** Begin Material shown **
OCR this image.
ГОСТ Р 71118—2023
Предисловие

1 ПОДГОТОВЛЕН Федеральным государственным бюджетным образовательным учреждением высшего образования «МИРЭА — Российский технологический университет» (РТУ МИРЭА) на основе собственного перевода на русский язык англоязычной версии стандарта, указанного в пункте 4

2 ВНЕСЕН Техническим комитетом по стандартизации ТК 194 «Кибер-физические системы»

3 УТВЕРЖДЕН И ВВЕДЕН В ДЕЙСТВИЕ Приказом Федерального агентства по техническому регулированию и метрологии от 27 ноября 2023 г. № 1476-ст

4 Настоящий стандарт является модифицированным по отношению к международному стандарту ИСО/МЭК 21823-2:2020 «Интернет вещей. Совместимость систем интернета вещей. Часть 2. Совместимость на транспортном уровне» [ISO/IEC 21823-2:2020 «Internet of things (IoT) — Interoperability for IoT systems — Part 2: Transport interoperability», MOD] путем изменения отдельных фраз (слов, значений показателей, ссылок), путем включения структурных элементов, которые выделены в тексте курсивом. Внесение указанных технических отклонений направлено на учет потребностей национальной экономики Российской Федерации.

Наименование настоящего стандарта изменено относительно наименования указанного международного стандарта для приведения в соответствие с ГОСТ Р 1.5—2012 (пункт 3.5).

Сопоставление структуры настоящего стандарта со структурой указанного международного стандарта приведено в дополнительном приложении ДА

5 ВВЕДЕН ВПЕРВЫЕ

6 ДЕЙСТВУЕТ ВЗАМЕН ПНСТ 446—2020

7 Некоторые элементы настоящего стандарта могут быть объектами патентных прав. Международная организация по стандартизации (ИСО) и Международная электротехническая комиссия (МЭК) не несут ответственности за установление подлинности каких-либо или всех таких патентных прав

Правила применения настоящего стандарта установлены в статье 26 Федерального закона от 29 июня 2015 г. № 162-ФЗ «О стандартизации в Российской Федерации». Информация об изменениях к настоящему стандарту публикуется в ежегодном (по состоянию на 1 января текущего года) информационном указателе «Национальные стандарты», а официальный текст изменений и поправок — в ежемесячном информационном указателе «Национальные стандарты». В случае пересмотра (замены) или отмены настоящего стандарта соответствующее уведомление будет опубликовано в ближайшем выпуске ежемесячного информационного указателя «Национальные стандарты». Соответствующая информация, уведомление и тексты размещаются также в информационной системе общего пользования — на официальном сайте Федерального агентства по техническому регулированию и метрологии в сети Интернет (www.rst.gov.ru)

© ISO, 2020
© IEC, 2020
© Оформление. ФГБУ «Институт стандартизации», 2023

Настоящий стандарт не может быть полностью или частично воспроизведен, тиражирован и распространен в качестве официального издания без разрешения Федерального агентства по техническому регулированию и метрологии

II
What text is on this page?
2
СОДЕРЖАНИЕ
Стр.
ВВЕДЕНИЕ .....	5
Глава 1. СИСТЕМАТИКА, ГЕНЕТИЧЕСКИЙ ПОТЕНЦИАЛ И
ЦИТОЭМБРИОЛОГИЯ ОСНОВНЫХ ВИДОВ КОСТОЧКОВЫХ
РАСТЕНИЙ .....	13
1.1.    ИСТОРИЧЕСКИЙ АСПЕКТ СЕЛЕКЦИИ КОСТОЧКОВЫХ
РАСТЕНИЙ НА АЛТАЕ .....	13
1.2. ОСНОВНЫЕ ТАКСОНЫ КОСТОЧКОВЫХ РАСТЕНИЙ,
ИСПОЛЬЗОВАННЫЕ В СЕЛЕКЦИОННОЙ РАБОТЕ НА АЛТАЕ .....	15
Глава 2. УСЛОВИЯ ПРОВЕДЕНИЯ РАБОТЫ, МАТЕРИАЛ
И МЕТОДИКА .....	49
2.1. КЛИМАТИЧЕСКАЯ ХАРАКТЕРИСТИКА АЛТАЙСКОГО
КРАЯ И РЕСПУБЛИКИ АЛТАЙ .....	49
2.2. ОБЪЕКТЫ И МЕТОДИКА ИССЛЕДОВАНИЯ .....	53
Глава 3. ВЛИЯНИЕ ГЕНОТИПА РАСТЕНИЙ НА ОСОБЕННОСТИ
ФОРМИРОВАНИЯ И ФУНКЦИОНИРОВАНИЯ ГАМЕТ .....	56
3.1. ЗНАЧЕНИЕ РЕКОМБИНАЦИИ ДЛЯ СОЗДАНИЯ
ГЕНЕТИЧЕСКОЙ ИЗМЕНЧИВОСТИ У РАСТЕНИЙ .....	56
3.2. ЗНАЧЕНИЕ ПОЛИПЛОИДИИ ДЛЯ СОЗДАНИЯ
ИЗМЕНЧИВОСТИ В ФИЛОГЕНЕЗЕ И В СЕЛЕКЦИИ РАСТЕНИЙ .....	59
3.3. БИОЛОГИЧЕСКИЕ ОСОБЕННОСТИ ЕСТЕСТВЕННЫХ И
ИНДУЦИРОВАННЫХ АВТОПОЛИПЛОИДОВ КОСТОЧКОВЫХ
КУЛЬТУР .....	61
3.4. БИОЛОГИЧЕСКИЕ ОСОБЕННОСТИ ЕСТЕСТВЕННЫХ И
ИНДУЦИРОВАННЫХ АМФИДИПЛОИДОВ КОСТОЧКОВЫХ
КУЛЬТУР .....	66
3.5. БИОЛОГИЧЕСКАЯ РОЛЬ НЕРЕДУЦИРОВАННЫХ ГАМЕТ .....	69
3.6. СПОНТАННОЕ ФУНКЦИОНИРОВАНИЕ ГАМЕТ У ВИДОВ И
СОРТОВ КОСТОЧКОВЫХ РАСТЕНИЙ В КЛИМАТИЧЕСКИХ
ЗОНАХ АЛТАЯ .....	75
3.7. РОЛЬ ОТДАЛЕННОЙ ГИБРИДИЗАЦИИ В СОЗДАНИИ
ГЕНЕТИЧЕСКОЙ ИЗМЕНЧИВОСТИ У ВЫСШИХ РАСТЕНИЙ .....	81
** End Material shown **
> [Set exercise]:
Copy out all lines from the material above that contain the string "ОСОБЕННОСТИ".

> [Output]:
Глава 3. ВЛИЯНИЕ ГЕНОТИПА РАСТЕНИЙ НА ОСОБЕННОСТИ
3.3. БИОЛОГИЧЕСКИЕ ОСОБЕННОСТИ ЕСТЕСТВЕННЫХ И
3.4. БИОЛОГИЧЕСКИЕ ОСОБЕННОСТИ ЕСТЕСТВЕННЫХ И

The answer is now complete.